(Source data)
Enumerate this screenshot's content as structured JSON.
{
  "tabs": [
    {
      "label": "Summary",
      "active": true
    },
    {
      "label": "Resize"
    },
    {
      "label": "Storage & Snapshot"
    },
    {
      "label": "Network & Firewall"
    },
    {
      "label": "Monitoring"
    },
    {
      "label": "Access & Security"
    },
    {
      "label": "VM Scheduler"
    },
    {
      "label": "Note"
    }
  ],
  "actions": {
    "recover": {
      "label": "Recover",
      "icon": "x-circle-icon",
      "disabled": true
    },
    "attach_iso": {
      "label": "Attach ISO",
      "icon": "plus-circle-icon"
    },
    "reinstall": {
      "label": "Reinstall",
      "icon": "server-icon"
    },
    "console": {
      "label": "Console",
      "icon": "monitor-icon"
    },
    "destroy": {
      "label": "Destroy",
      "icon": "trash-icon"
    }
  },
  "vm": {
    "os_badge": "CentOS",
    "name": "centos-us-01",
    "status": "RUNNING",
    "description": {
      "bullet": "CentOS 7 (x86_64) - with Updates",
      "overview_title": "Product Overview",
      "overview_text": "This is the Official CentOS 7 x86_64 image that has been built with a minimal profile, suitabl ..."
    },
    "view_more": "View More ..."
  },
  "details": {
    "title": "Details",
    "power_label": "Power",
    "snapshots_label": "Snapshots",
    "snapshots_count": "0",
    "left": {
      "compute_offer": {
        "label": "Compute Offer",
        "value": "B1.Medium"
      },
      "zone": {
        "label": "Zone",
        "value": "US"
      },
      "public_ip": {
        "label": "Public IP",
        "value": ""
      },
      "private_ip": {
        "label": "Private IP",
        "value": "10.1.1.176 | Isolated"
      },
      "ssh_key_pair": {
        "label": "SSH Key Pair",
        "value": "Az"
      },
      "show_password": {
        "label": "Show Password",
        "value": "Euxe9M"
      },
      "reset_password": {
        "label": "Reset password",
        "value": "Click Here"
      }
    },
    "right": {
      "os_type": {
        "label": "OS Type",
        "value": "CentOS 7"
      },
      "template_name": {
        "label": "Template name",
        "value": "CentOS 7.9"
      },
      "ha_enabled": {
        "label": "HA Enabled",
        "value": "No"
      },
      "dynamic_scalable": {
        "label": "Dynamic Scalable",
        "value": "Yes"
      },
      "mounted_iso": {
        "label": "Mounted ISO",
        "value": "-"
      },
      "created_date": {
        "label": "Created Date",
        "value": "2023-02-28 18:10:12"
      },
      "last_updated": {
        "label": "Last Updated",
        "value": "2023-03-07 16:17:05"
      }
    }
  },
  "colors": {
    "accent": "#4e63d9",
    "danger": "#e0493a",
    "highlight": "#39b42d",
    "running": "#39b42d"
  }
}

◆ **GIVEN EXERCISE**
Your task is to retype all of the records exactly.

◆ **TASK OUTPUT**
Enumerate this screenshot's content as structured JSON.
{
  "tabs": [
    {
      "label": "Summary",
      "active": true
    },
    {
      "label": "Resize"
    },
    {
      "label": "Storage & Snapshot"
    },
    {
      "label": "Network & Firewall"
    },
    {
      "label": "Monitoring"
    },
    {
      "label": "Access & Security"
    },
    {
      "label": "VM Scheduler"
    },
    {
      "label": "Note"
    }
  ],
  "actions": {
    "recover": {
      "label": "Recover",
      "icon": "x-circle-icon",
      "disabled": true
    },
    "attach_iso": {
      "label": "Attach ISO",
      "icon": "plus-circle-icon"
    },
    "reinstall": {
      "label": "Reinstall",
      "icon": "server-icon"
    },
    "console": {
      "label": "Console",
      "icon": "monitor-icon"
    },
    "destroy": {
      "label": "Destroy",
      "icon": "trash-icon"
    }
  },
  "vm": {
    "os_badge": "CentOS",
    "name": "centos-us-01",
    "status": "RUNNING",
    "description": {
      "bullet": "CentOS 7 (x86_64) - with Updates",
      "overview_title": "Product Overview",
      "overview_text": "This is the Official CentOS 7 x86_64 image that has been built with a minimal profile, suitabl ..."
    },
    "view_more": "View More ..."
  },
  "details": {
    "title": "Details",
    "power_label": "Power",
    "snapshots_label": "Snapshots",
    "snapshots_count": "0",
    "left": {
      "compute_offer": {
        "label": "Compute Offer",
        "value": "B1.Medium"
      },
      "zone": {
        "label": "Zone",
        "value": "US"
      },
      "public_ip": {
        "label": "Public IP",
        "value": ""
      },
      "private_ip": {
        "label": "Private IP",
        "value": "10.1.1.176 | Isolated"
      },
      "ssh_key_pair": {
        "label": "SSH Key Pair",
        "value": "Az"
      },
      "show_password": {
        "label": "Show Password",
        "value": "Euxe9M"
      },
      "reset_password": {
        "label": "Reset password",
        "value": "Click Here"
      }
    },
    "right": {
      "os_type": {
        "label": "OS Type",
        "value": "CentOS 7"
      },
      "template_name": {
        "label": "Template name",
        "value": "CentOS 7.9"
      },
      "ha_enabled": {
        "label": "HA Enabled",
        "value": "No"
      },
      "dynamic_scalable": {
        "label": "Dynamic Scalable",
        "value": "Yes"
      },
      "mounted_iso": {
        "label": "Mounted ISO",
        "value": "-"
      },
      "created_date": {
        "label": "Created Date",
        "value": "2023-02-28 18:10:12"
      },
      "last_updated": {
        "label": "Last Updated",
        "value": "2023-03-07 16:17:05"
      }
    }
  },
  "colors": {
    "accent": "#4e63d9",
    "danger": "#e0493a",
    "highlight": "#39b42d",
    "running": "#39b42d"
  }
}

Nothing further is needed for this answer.